Instructions for the task:
Return the data exactly, with all pictures removed.

Available data:
::::
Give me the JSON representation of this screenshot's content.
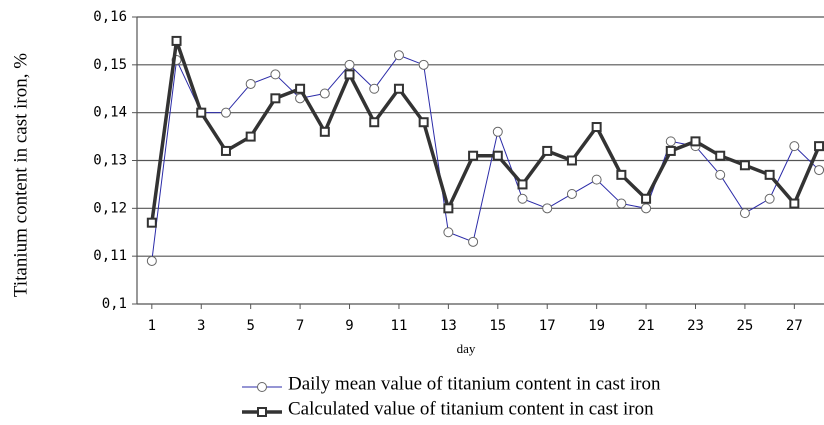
{
  "chart_data": {
    "type": "line",
    "x_label": "day",
    "y_label": "Titanium content in cast iron, %",
    "x": [
      1,
      2,
      3,
      4,
      5,
      6,
      7,
      8,
      9,
      10,
      11,
      12,
      13,
      14,
      15,
      16,
      17,
      18,
      19,
      20,
      21,
      22,
      23,
      24,
      25,
      26,
      27,
      28
    ],
    "xlim": [
      0.4,
      28.2
    ],
    "xticks": [
      1,
      3,
      5,
      7,
      9,
      11,
      13,
      15,
      17,
      19,
      21,
      23,
      25,
      27
    ],
    "ylim": [
      0.1,
      0.16
    ],
    "yticks": [
      {
        "value": 0.1,
        "label": "0,1"
      },
      {
        "value": 0.11,
        "label": "0,11"
      },
      {
        "value": 0.12,
        "label": "0,12"
      },
      {
        "value": 0.13,
        "label": "0,13"
      },
      {
        "value": 0.14,
        "label": "0,14"
      },
      {
        "value": 0.15,
        "label": "0,15"
      },
      {
        "value": 0.16,
        "label": "0,16"
      }
    ],
    "grid": true,
    "legend": "bottom",
    "series": [
      {
        "name": "Daily mean value of titanium content in cast iron",
        "color": "#2b2ba8",
        "marker": "circle",
        "values": [
          0.109,
          0.151,
          0.14,
          0.14,
          0.146,
          0.148,
          0.143,
          0.144,
          0.15,
          0.145,
          0.152,
          0.15,
          0.115,
          0.113,
          0.136,
          0.122,
          0.12,
          0.123,
          0.126,
          0.121,
          0.12,
          0.134,
          0.133,
          0.127,
          0.119,
          0.122,
          0.133,
          0.128
        ]
      },
      {
        "name": "Calculated value of titanium content in cast iron",
        "color": "#333333",
        "marker": "square",
        "values": [
          0.117,
          0.155,
          0.14,
          0.132,
          0.135,
          0.143,
          0.145,
          0.136,
          0.148,
          0.138,
          0.145,
          0.138,
          0.12,
          0.131,
          0.131,
          0.125,
          0.132,
          0.13,
          0.137,
          0.127,
          0.122,
          0.132,
          0.134,
          0.131,
          0.129,
          0.127,
          0.121,
          0.133
        ]
      }
    ]
  }
}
::::
Result below:
Give me the JSON representation of this screenshot's content.
{
  "chart_data": {
    "type": "line",
    "x_label": "day",
    "y_label": "Titanium content in cast iron, %",
    "x": [
      1,
      2,
      3,
      4,
      5,
      6,
      7,
      8,
      9,
      10,
      11,
      12,
      13,
      14,
      15,
      16,
      17,
      18,
      19,
      20,
      21,
      22,
      23,
      24,
      25,
      26,
      27,
      28
    ],
    "xlim": [
      0.4,
      28.2
    ],
    "xticks": [
      1,
      3,
      5,
      7,
      9,
      11,
      13,
      15,
      17,
      19,
      21,
      23,
      25,
      27
    ],
    "ylim": [
      0.1,
      0.16
    ],
    "yticks": [
      {
        "value": 0.1,
        "label": "0,1"
      },
      {
        "value": 0.11,
        "label": "0,11"
      },
      {
        "value": 0.12,
        "label": "0,12"
      },
      {
        "value": 0.13,
        "label": "0,13"
      },
      {
        "value": 0.14,
        "label": "0,14"
      },
      {
        "value": 0.15,
        "label": "0,15"
      },
      {
        "value": 0.16,
        "label": "0,16"
      }
    ],
    "grid": true,
    "legend": "bottom",
    "series": [
      {
        "name": "Daily mean value of titanium content in cast iron",
        "color": "#2b2ba8",
        "marker": "circle",
        "values": [
          0.109,
          0.151,
          0.14,
          0.14,
          0.146,
          0.148,
          0.143,
          0.144,
          0.15,
          0.145,
          0.152,
          0.15,
          0.115,
          0.113,
          0.136,
          0.122,
          0.12,
          0.123,
          0.126,
          0.121,
          0.12,
          0.134,
          0.133,
          0.127,
          0.119,
          0.122,
          0.133,
          0.128
        ]
      },
      {
        "name": "Calculated value of titanium content in cast iron",
        "color": "#333333",
        "marker": "square",
        "values": [
          0.117,
          0.155,
          0.14,
          0.132,
          0.135,
          0.143,
          0.145,
          0.136,
          0.148,
          0.138,
          0.145,
          0.138,
          0.12,
          0.131,
          0.131,
          0.125,
          0.132,
          0.13,
          0.137,
          0.127,
          0.122,
          0.132,
          0.134,
          0.131,
          0.129,
          0.127,
          0.121,
          0.133
        ]
      }
    ]
  }
}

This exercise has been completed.